Task details
Leave out the pictures and repeat everything else in the records exactly.
####################
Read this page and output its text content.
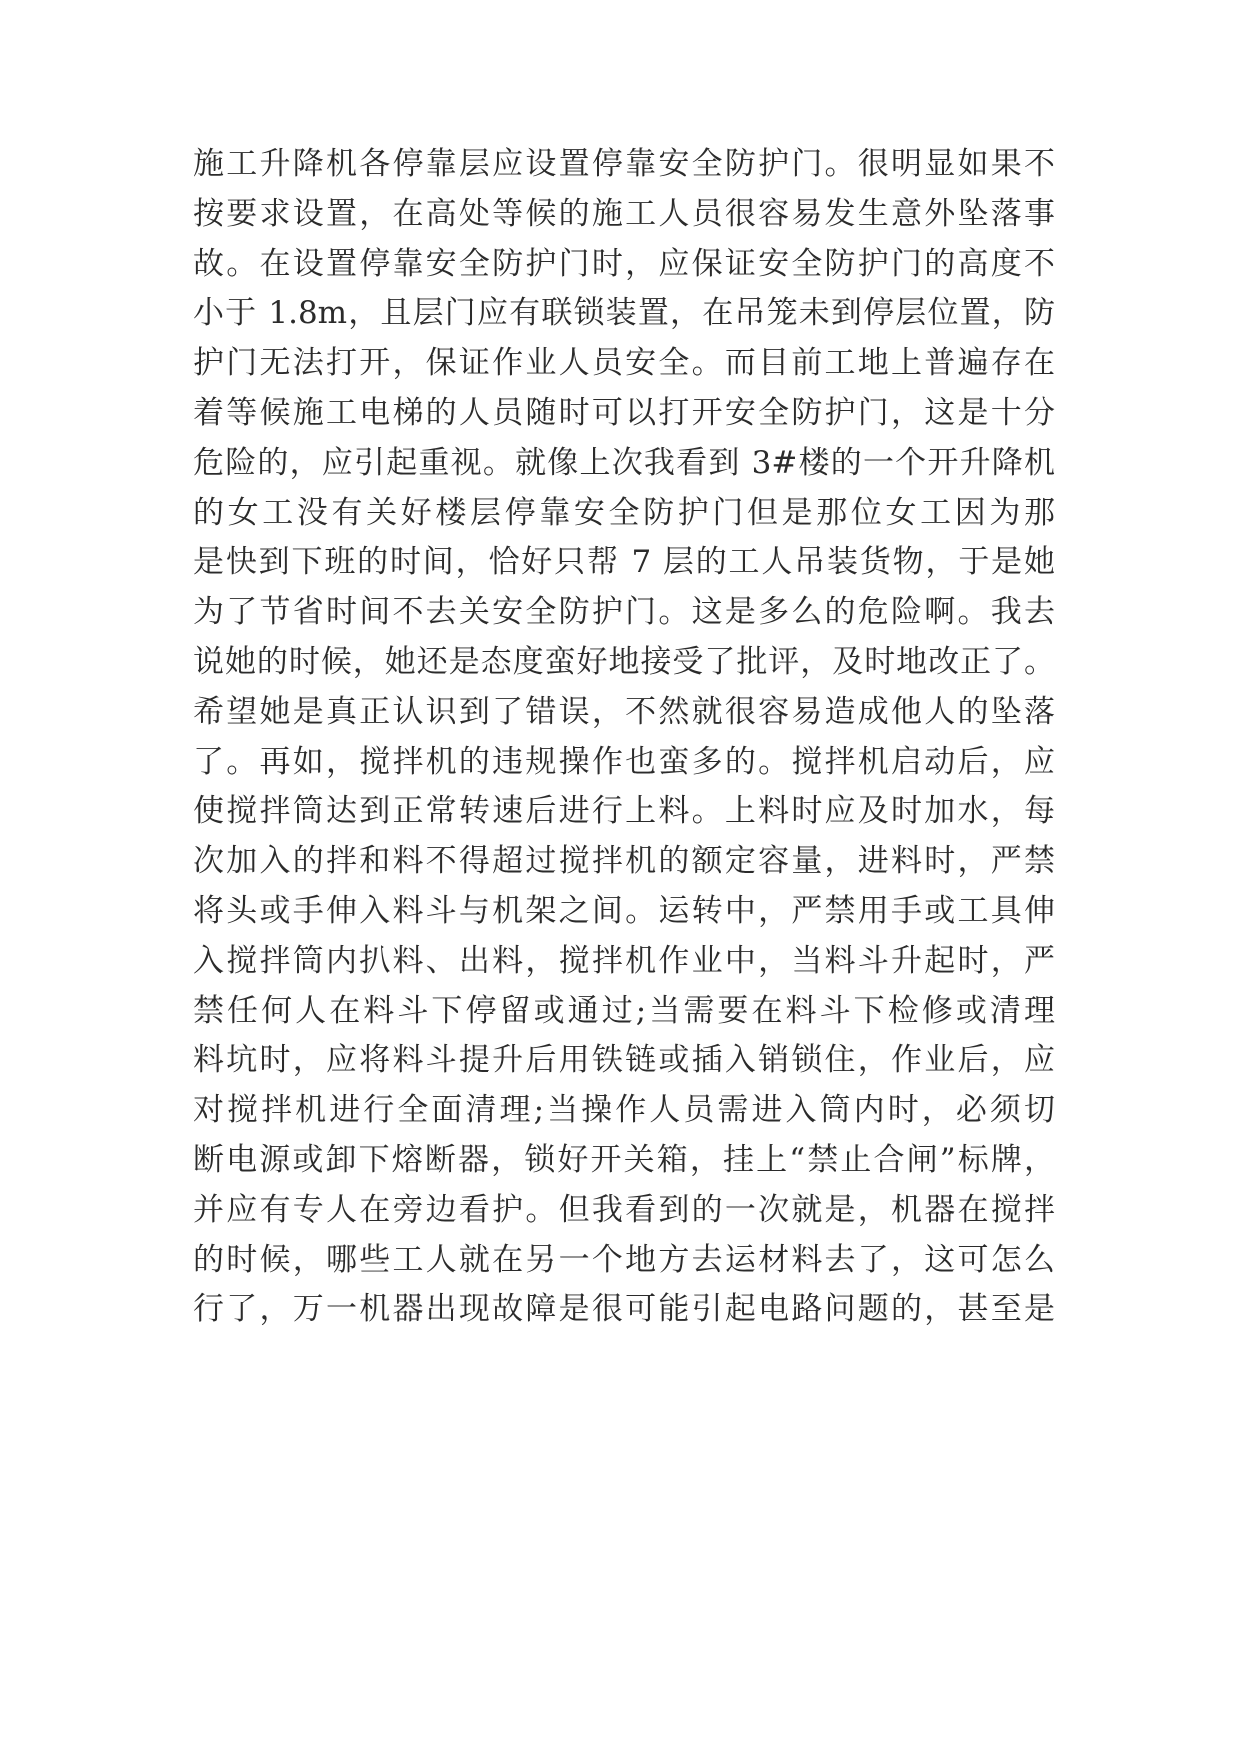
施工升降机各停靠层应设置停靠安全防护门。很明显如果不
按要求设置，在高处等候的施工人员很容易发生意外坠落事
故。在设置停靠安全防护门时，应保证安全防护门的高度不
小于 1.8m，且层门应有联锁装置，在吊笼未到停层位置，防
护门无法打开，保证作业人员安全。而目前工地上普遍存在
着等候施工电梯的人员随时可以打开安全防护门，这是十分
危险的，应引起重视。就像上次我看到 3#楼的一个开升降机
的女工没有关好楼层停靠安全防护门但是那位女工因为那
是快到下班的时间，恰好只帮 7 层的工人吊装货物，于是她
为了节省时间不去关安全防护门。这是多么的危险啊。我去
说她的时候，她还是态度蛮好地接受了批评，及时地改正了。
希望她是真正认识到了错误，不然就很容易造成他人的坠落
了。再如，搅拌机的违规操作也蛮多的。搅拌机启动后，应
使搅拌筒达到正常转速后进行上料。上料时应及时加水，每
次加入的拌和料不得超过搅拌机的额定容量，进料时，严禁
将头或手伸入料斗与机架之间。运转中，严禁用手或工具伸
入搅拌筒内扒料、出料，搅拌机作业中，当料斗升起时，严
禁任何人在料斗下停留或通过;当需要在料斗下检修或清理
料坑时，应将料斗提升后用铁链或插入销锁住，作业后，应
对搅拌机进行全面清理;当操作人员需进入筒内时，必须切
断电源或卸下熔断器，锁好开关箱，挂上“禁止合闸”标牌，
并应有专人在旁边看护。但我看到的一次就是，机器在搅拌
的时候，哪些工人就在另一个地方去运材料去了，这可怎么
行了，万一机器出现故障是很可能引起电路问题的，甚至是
####################
Solution
Read this page and output its text content.
施工升降机各停靠层应设置停靠安全防护门。很明显如果不
按要求设置，在高处等候的施工人员很容易发生意外坠落事
故。在设置停靠安全防护门时，应保证安全防护门的高度不
小于 1.8m，且层门应有联锁装置，在吊笼未到停层位置，防
护门无法打开，保证作业人员安全。而目前工地上普遍存在
着等候施工电梯的人员随时可以打开安全防护门，这是十分
危险的，应引起重视。就像上次我看到 3#楼的一个开升降机
的女工没有关好楼层停靠安全防护门但是那位女工因为那
是快到下班的时间，恰好只帮 7 层的工人吊装货物，于是她
为了节省时间不去关安全防护门。这是多么的危险啊。我去
说她的时候，她还是态度蛮好地接受了批评，及时地改正了。
希望她是真正认识到了错误，不然就很容易造成他人的坠落
了。再如，搅拌机的违规操作也蛮多的。搅拌机启动后，应
使搅拌筒达到正常转速后进行上料。上料时应及时加水，每
次加入的拌和料不得超过搅拌机的额定容量，进料时，严禁
将头或手伸入料斗与机架之间。运转中，严禁用手或工具伸
入搅拌筒内扒料、出料，搅拌机作业中，当料斗升起时，严
禁任何人在料斗下停留或通过;当需要在料斗下检修或清理
料坑时，应将料斗提升后用铁链或插入销锁住，作业后，应
对搅拌机进行全面清理;当操作人员需进入筒内时，必须切
断电源或卸下熔断器，锁好开关箱，挂上“禁止合闸”标牌，
并应有专人在旁边看护。但我看到的一次就是，机器在搅拌
的时候，哪些工人就在另一个地方去运材料去了，这可怎么
行了，万一机器出现故障是很可能引起电路问题的，甚至是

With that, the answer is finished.